◆ **WHAT TO PRODUCE**: Write out every line below that includes the word "point".

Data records
------

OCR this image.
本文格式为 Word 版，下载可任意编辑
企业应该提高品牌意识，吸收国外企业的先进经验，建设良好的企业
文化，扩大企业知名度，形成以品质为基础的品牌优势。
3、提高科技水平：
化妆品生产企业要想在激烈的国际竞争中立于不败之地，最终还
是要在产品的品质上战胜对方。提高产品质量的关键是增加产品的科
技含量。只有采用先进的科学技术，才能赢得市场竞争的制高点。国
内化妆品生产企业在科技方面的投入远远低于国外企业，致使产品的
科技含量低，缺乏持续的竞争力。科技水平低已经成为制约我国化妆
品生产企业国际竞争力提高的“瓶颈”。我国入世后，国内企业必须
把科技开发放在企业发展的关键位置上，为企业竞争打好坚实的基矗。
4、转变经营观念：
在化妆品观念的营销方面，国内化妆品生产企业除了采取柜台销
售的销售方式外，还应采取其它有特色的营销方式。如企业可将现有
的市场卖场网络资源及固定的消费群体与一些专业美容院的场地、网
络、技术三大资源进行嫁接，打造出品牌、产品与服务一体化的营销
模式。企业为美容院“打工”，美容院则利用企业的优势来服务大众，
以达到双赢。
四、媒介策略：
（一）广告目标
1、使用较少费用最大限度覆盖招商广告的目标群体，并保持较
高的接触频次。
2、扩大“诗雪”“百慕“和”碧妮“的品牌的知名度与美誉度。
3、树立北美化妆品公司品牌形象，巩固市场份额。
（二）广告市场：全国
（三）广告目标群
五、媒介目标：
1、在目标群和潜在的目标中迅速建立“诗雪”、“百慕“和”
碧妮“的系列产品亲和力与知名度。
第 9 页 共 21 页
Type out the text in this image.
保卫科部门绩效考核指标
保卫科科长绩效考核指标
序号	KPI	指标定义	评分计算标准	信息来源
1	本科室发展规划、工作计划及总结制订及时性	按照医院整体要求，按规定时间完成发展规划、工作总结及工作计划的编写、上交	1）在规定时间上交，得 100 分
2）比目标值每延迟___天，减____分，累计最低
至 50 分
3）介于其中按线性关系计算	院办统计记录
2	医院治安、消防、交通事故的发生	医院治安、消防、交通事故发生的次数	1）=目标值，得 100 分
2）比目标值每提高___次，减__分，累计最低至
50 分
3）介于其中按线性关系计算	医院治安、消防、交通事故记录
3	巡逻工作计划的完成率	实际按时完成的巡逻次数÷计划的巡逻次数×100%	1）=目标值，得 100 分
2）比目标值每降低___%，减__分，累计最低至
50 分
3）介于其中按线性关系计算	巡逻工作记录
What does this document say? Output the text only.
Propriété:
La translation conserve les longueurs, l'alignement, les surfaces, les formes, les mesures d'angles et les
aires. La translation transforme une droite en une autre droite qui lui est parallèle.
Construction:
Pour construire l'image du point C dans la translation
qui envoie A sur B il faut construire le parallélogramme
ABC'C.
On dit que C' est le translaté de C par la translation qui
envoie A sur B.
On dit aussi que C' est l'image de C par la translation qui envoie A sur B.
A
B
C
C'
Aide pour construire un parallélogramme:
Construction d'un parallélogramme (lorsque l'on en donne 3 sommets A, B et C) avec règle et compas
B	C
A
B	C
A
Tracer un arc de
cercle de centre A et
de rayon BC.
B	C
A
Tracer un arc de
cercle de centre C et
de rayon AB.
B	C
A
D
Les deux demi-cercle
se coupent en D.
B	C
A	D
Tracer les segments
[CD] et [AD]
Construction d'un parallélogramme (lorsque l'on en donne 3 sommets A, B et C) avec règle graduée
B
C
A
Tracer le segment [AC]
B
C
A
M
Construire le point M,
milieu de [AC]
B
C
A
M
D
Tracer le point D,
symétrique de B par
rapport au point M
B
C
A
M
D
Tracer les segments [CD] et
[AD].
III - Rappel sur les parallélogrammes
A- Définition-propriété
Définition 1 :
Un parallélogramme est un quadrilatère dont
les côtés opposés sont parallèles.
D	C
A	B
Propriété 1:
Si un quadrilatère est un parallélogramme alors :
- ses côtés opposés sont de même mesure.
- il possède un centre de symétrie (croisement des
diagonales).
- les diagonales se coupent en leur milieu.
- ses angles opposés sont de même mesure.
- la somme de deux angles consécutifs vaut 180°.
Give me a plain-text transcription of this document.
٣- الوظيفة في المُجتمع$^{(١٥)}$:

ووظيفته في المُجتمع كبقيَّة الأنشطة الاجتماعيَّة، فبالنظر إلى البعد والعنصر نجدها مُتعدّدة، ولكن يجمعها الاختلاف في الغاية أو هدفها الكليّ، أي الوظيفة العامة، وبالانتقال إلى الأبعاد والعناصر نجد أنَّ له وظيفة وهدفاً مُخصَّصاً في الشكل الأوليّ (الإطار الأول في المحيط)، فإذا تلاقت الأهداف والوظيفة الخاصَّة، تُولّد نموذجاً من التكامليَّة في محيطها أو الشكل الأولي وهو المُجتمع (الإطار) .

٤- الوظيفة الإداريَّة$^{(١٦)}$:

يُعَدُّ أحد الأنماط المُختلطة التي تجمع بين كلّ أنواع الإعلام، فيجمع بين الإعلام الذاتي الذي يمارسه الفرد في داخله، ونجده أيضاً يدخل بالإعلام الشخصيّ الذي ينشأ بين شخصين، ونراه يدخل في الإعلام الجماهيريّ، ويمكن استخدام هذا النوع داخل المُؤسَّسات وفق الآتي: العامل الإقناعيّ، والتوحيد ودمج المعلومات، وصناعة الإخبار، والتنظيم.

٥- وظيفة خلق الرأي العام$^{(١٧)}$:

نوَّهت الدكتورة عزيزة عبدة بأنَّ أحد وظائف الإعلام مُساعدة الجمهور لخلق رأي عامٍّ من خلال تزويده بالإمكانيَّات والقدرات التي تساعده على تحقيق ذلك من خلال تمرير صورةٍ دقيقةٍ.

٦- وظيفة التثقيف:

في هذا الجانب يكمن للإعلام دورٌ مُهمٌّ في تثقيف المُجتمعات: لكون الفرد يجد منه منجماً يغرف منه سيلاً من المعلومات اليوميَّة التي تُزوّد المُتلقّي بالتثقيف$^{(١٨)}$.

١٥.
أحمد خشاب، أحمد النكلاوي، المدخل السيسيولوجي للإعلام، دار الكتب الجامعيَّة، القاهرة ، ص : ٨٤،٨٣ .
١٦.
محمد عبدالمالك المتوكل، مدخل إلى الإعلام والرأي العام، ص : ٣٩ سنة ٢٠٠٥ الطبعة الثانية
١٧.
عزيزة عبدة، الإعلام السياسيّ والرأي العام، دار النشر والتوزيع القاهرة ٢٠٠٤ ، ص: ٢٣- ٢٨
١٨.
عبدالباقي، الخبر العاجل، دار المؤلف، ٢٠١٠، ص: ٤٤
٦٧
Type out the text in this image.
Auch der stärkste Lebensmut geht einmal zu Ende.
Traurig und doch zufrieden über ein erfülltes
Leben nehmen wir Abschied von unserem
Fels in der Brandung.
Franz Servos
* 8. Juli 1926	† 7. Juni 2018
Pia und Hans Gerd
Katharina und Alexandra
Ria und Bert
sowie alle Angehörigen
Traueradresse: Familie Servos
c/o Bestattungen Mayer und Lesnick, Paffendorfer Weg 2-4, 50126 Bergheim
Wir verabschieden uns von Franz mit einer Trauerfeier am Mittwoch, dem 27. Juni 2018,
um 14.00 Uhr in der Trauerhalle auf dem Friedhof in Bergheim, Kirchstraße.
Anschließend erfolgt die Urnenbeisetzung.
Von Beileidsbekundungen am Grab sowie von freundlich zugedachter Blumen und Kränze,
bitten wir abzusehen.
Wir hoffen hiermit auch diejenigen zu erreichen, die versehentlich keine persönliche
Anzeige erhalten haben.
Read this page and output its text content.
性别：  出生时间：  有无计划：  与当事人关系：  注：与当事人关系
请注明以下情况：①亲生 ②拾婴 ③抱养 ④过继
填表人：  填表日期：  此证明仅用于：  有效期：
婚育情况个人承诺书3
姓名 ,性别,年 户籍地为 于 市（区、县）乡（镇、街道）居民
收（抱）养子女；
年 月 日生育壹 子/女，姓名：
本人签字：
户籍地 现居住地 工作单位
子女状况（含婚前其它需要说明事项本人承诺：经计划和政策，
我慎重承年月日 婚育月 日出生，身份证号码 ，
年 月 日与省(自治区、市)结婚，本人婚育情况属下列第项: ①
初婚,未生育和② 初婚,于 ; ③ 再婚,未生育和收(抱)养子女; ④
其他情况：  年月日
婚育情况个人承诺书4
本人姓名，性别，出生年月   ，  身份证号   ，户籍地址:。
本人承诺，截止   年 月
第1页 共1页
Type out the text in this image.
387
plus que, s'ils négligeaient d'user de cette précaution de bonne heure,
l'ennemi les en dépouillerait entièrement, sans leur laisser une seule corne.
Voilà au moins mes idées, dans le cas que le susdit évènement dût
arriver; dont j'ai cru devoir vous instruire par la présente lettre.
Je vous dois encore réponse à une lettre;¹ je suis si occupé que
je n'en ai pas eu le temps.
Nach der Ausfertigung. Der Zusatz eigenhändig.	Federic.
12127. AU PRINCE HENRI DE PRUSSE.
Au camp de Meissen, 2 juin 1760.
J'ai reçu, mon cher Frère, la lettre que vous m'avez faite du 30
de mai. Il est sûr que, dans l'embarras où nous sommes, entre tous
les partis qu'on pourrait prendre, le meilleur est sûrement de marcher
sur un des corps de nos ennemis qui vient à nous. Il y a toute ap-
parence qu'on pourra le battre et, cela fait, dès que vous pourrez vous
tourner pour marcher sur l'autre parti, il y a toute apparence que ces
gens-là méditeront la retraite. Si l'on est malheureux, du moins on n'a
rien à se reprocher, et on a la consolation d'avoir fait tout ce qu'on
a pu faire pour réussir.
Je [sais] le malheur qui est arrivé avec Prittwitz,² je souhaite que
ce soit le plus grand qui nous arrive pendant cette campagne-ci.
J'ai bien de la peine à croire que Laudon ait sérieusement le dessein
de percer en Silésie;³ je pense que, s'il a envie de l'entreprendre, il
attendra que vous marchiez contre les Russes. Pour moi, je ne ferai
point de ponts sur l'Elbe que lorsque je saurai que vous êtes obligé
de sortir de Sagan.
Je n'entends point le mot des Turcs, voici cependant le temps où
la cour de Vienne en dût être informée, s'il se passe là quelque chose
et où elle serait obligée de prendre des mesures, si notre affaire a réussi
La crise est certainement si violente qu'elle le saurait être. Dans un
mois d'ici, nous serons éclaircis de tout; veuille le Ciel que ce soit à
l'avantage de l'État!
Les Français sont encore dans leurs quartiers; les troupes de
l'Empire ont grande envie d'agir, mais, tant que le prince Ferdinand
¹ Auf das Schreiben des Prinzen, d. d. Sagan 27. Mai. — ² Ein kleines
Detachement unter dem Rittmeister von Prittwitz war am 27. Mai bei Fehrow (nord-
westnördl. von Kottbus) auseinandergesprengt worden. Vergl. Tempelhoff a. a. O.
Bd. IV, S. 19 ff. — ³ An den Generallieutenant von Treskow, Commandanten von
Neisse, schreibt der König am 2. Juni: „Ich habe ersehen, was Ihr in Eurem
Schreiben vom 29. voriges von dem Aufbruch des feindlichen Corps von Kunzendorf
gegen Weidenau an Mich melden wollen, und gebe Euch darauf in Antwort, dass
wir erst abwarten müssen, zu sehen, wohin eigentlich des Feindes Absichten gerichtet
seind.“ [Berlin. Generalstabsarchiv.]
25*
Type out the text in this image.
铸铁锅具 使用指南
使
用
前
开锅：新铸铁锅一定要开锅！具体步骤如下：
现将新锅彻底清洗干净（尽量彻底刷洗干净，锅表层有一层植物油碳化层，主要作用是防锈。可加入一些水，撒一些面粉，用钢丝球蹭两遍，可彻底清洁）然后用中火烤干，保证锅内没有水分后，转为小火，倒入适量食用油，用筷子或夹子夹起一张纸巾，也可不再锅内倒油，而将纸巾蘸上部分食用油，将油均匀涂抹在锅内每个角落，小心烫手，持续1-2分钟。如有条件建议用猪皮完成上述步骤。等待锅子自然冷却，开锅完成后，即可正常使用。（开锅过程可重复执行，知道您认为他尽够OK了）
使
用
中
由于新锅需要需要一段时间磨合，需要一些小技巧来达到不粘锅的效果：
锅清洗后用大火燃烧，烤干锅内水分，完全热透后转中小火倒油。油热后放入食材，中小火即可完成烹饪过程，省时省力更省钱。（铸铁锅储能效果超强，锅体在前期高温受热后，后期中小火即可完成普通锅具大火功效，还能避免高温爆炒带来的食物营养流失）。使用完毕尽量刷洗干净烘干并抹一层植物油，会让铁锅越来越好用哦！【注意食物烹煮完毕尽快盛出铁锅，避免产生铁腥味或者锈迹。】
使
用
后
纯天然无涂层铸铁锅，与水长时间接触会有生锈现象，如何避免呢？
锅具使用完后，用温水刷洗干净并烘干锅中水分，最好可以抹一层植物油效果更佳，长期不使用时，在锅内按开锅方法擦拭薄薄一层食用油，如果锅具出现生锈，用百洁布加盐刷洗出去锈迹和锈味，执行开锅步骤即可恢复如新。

------

◆ **CORRECT RESPONSE**:
Pour construire l'image du point C dans la translation
Construire le point M,
Tracer le point D,
rapport au point M
point de ponts sur l'Elbe que lorsque je saurai que vous êtes obligé
Je n'entends point le mot des Turcs, voici cependant le temps où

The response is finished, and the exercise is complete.